--- Stated goal ---
Find all lines in the records that include the word "from", and copy them out.
== Data rows
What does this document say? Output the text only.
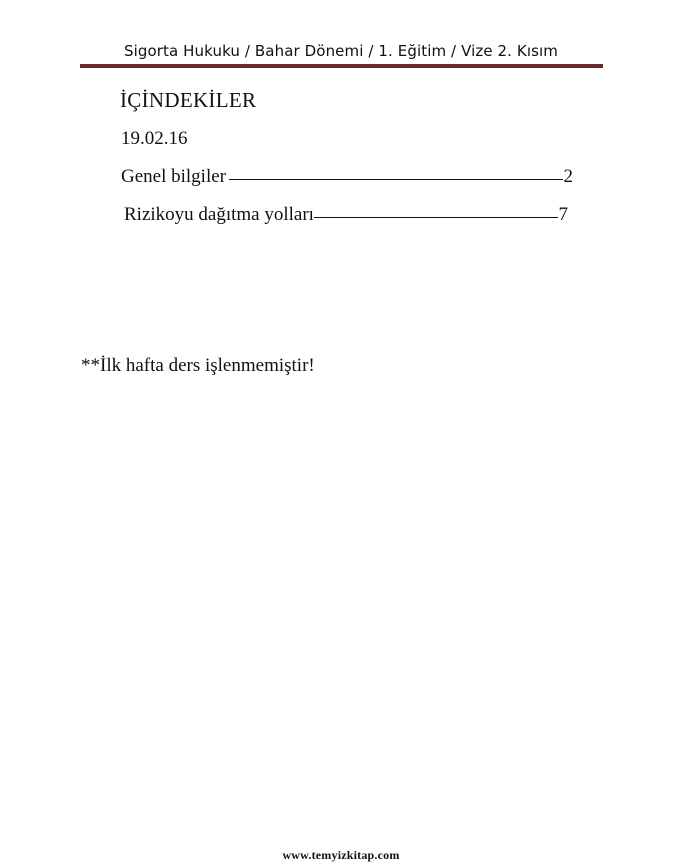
Sigorta Hukuku / Bahar Dönemi / 1. Eğitim / Vize 2. Kısım
İÇİNDEKİLER
19.02.16
Genel bilgiler	2
Rizikoyu dağıtma yolları	7
**İlk hafta ders işlenmemiştir!
www.temyizkitap.com
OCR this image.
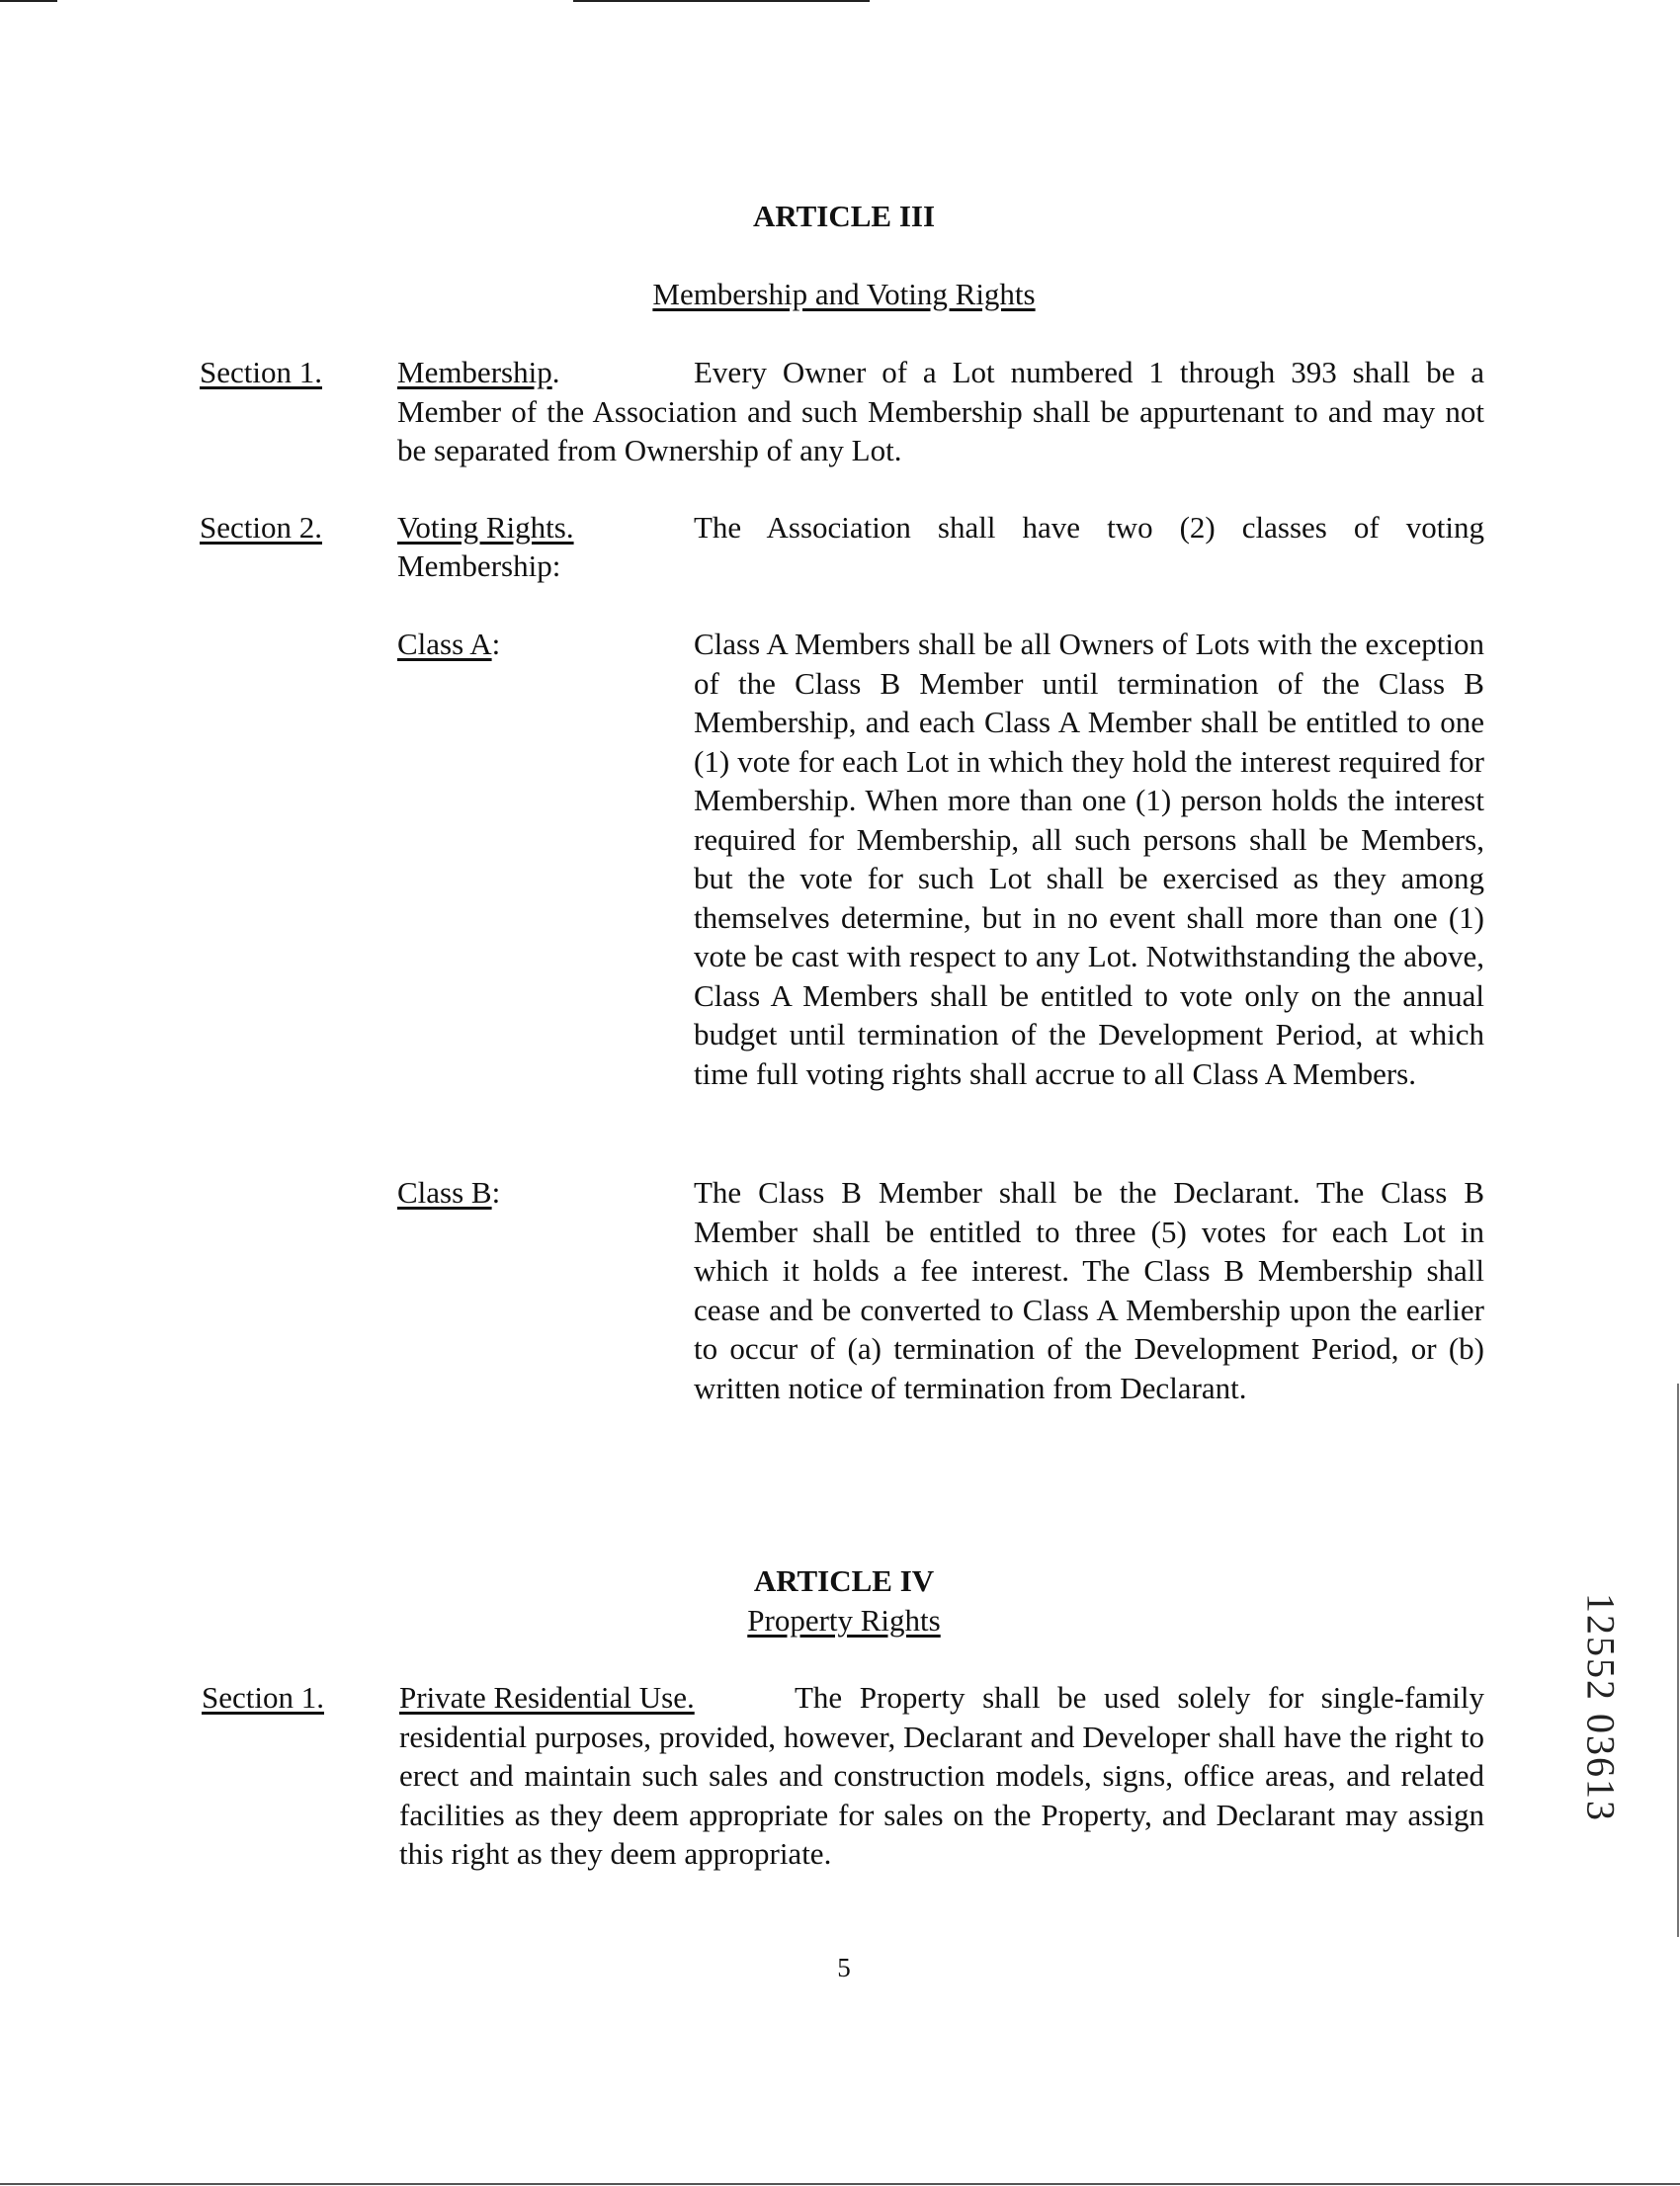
ARTICLE III
Membership and Voting Rights
Section 1. Membership.	Every Owner of a Lot numbered 1 through 393 shall be a
Member of the Association and such Membership shall be appurtenant to and may not be separated from Ownership of any Lot.
Section 2. Voting Rights.	The Association shall have two (2) classes of voting
Membership:
Class A:	Class A Members shall be all Owners of Lots with the exception of the Class B Member until termination of the Class B Membership, and each Class A Member shall be entitled to one (1) vote for each Lot in which they hold the interest required for Membership. When more than one (1) person holds the interest required for Membership, all such persons shall be Members, but the vote for such Lot shall be exercised as they among themselves determine, but in no event shall more than one (1) vote be cast with respect to any Lot. Notwithstanding the above, Class A Members shall be entitled to vote only on the annual budget until termination of the Development Period, at which time full voting rights shall accrue to all Class A Members.
Class B:	The Class B Member shall be the Declarant. The Class B Member shall be entitled to three (5) votes for each Lot in which it holds a fee interest. The Class B Membership shall cease and be converted to Class A Membership upon the earlier to occur of (a) termination of the Development Period, or (b) written notice of termination from Declarant.
ARTICLE IV
Property Rights
Section 1. Private Residential Use.	The Property shall be used solely for single-family
residential purposes, provided, however, Declarant and Developer shall have the right to erect and maintain such sales and construction models, signs, office areas, and related facilities as they deem appropriate for sales on the Property, and Declarant may assign this right as they deem appropriate.
5
12552 03613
====
--- Finished exercise ---
Member of the Association and such Membership shall be appurtenant to and may not be separated from Ownership of any Lot.
Class B:	The Class B Member shall be the Declarant. The Class B Member shall be entitled to three (5) votes for each Lot in which it holds a fee interest. The Class B Membership shall cease and be converted to Class A Membership upon the earlier to occur of (a) termination of the Development Period, or (b) written notice of termination from Declarant.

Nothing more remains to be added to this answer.